▶ _Exercise directions_:
Copy the records below verbatim, beginning with the line that contains "Enumerate 23 of" and ending after the line that contains "y-tick-label: 日本 (n=534) [52, 80, 142, 96]".

▶ _Records to process_:

=-=-=-=-=

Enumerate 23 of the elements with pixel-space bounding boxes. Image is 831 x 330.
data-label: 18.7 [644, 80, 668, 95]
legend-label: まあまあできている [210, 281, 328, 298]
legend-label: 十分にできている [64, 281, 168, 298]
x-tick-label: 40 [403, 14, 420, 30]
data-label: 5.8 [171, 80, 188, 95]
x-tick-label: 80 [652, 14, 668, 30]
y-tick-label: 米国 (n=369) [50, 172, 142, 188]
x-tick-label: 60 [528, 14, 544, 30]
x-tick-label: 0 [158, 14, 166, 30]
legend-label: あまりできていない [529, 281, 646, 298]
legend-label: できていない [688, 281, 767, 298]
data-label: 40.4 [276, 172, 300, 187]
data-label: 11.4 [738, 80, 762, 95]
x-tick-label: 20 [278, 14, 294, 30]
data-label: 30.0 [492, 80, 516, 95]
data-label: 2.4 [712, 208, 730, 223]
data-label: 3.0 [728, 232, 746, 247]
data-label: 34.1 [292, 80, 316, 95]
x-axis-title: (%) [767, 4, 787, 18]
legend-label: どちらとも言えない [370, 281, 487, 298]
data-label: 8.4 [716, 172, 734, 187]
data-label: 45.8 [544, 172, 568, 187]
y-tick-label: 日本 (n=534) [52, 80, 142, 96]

=-=-=-=-=

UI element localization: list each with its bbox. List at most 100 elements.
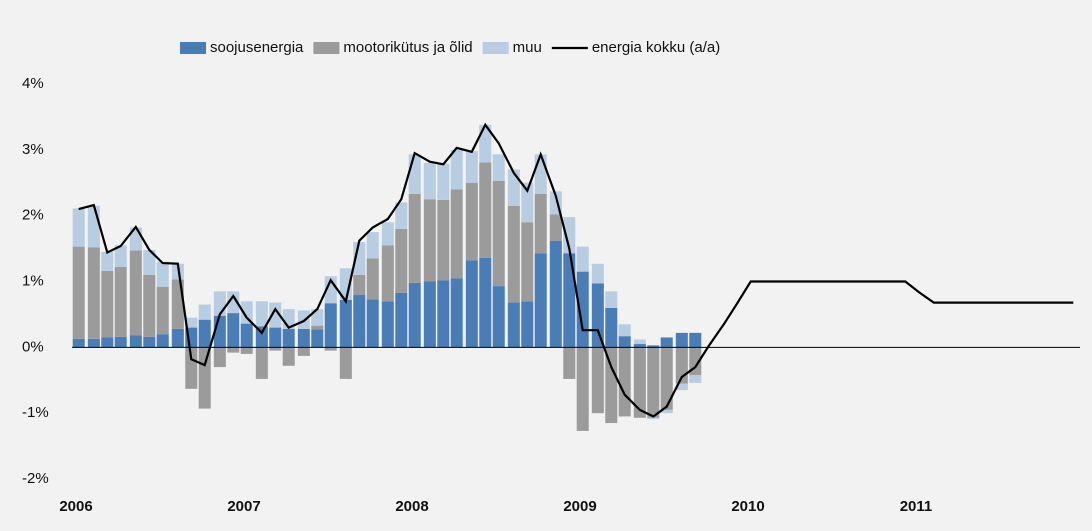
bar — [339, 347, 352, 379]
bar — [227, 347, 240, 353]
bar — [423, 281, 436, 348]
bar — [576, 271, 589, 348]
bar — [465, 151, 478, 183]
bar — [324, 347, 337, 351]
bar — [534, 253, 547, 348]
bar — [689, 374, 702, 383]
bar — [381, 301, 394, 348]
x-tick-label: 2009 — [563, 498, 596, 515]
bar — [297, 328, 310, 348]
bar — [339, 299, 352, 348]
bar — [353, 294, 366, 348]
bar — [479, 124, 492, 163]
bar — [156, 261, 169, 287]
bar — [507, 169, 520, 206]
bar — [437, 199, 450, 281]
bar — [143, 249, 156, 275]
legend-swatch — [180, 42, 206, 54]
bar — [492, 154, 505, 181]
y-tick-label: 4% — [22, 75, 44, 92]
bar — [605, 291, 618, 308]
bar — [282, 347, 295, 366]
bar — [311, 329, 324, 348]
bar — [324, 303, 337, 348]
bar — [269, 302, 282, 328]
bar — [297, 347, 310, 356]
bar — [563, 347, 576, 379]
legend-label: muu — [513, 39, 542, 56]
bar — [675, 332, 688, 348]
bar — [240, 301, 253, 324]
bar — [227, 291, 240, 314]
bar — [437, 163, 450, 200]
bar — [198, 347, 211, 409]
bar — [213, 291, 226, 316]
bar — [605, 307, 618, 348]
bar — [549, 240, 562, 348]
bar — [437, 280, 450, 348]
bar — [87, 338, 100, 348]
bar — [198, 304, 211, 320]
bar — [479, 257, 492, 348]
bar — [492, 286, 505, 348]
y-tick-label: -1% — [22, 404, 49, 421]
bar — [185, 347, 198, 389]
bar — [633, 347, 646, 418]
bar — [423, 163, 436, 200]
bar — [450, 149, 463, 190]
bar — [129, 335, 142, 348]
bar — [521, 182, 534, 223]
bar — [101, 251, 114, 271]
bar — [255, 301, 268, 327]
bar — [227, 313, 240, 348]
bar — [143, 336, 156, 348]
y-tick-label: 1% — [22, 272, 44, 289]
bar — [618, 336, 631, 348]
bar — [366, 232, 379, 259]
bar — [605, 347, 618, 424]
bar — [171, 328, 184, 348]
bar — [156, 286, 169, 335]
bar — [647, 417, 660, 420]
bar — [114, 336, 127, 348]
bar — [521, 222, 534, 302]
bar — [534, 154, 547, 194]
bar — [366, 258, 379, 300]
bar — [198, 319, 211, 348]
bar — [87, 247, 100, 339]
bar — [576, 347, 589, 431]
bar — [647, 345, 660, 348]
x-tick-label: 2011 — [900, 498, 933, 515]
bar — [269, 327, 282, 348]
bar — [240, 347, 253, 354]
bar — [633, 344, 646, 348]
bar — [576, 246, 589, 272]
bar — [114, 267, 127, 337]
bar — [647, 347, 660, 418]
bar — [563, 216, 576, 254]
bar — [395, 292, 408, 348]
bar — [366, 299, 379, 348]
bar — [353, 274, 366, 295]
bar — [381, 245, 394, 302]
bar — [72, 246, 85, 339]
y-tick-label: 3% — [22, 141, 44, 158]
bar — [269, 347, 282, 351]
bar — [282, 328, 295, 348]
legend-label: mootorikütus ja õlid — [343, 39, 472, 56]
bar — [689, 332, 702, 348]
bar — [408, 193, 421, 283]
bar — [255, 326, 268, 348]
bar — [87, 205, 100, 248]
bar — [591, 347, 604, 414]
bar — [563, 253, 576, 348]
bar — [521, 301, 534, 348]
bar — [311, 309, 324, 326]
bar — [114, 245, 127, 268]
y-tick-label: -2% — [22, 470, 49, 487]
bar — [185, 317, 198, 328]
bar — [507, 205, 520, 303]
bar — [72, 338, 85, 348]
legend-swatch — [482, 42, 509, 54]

=-=-=-=-=

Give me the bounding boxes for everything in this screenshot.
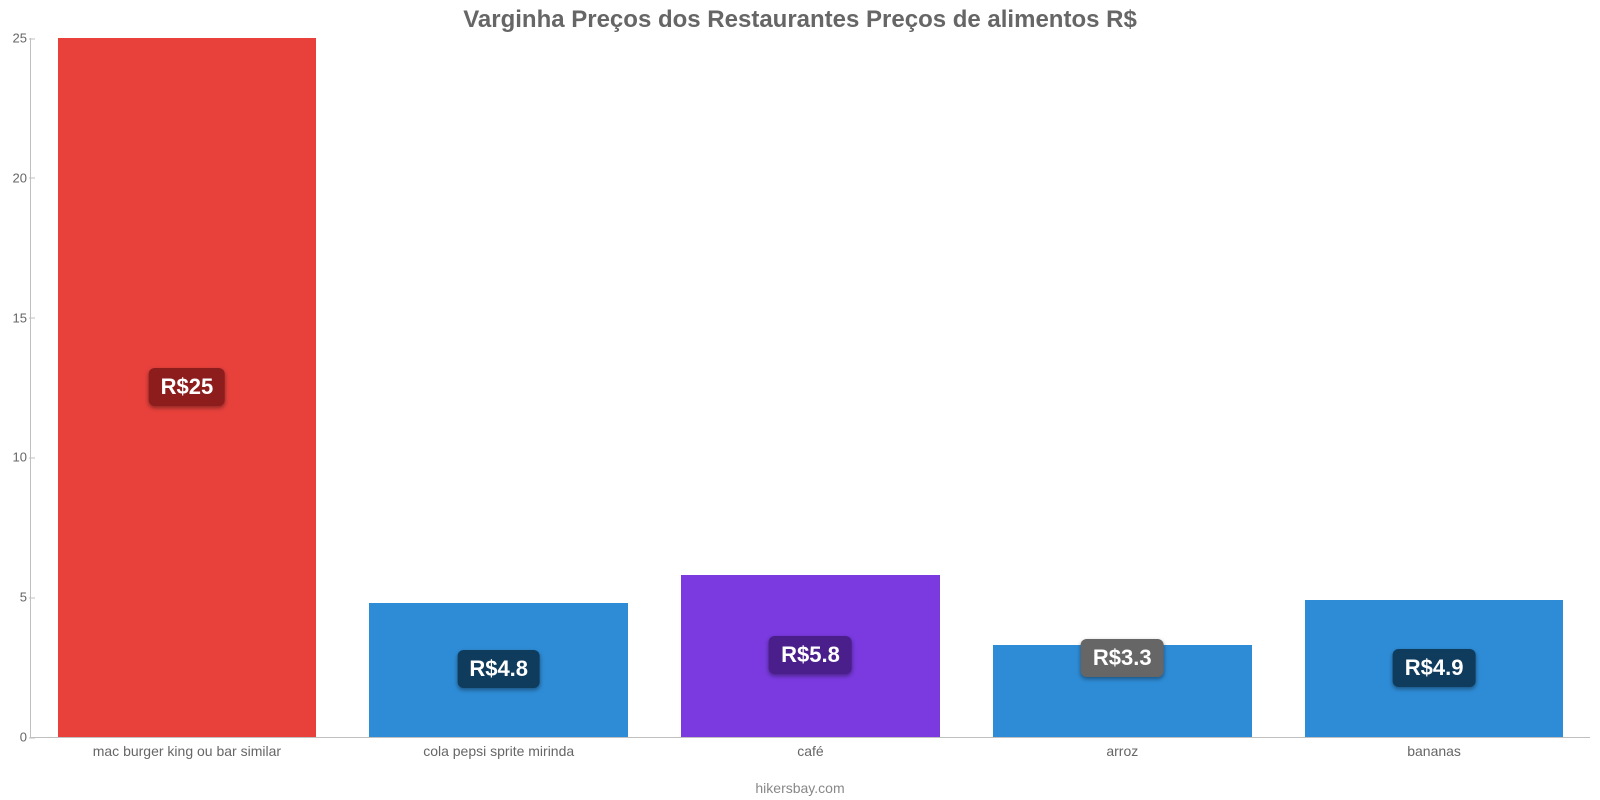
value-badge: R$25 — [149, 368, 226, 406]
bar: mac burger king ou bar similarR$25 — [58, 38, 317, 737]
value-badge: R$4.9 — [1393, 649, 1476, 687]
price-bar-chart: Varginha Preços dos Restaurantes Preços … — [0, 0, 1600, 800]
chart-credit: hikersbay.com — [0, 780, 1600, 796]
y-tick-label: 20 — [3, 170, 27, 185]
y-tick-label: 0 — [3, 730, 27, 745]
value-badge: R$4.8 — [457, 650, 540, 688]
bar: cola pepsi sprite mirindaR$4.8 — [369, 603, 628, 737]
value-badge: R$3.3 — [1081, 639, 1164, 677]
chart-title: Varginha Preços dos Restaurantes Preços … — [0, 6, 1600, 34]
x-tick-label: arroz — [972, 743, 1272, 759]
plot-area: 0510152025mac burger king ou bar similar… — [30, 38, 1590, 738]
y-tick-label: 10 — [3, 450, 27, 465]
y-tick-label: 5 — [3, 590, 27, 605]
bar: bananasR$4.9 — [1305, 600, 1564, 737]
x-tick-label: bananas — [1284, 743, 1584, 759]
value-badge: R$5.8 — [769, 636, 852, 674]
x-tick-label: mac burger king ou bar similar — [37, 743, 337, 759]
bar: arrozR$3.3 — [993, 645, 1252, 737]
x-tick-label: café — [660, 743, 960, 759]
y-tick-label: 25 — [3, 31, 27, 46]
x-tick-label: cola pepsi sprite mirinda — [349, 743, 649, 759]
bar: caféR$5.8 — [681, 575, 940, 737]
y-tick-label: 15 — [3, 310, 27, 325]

=-=-=-=-=

▶ _The answer_:
Enumerate 23 of the elements with pixel-space bounding boxes. Image is 831 x 330.
data-label: 18.7 [644, 80, 668, 95]
legend-label: まあまあできている [210, 281, 328, 298]
legend-label: 十分にできている [64, 281, 168, 298]
x-tick-label: 40 [403, 14, 420, 30]
data-label: 5.8 [171, 80, 188, 95]
x-tick-label: 80 [652, 14, 668, 30]
y-tick-label: 米国 (n=369) [50, 172, 142, 188]
x-tick-label: 60 [528, 14, 544, 30]
x-tick-label: 0 [158, 14, 166, 30]
legend-label: あまりできていない [529, 281, 646, 298]
legend-label: できていない [688, 281, 767, 298]
data-label: 40.4 [276, 172, 300, 187]
data-label: 11.4 [738, 80, 762, 95]
x-tick-label: 20 [278, 14, 294, 30]
data-label: 30.0 [492, 80, 516, 95]
data-label: 2.4 [712, 208, 730, 223]
data-label: 3.0 [728, 232, 746, 247]
data-label: 34.1 [292, 80, 316, 95]
x-axis-title: (%) [767, 4, 787, 18]
legend-label: どちらとも言えない [370, 281, 487, 298]
data-label: 8.4 [716, 172, 734, 187]
data-label: 45.8 [544, 172, 568, 187]
y-tick-label: 日本 (n=534) [52, 80, 142, 96]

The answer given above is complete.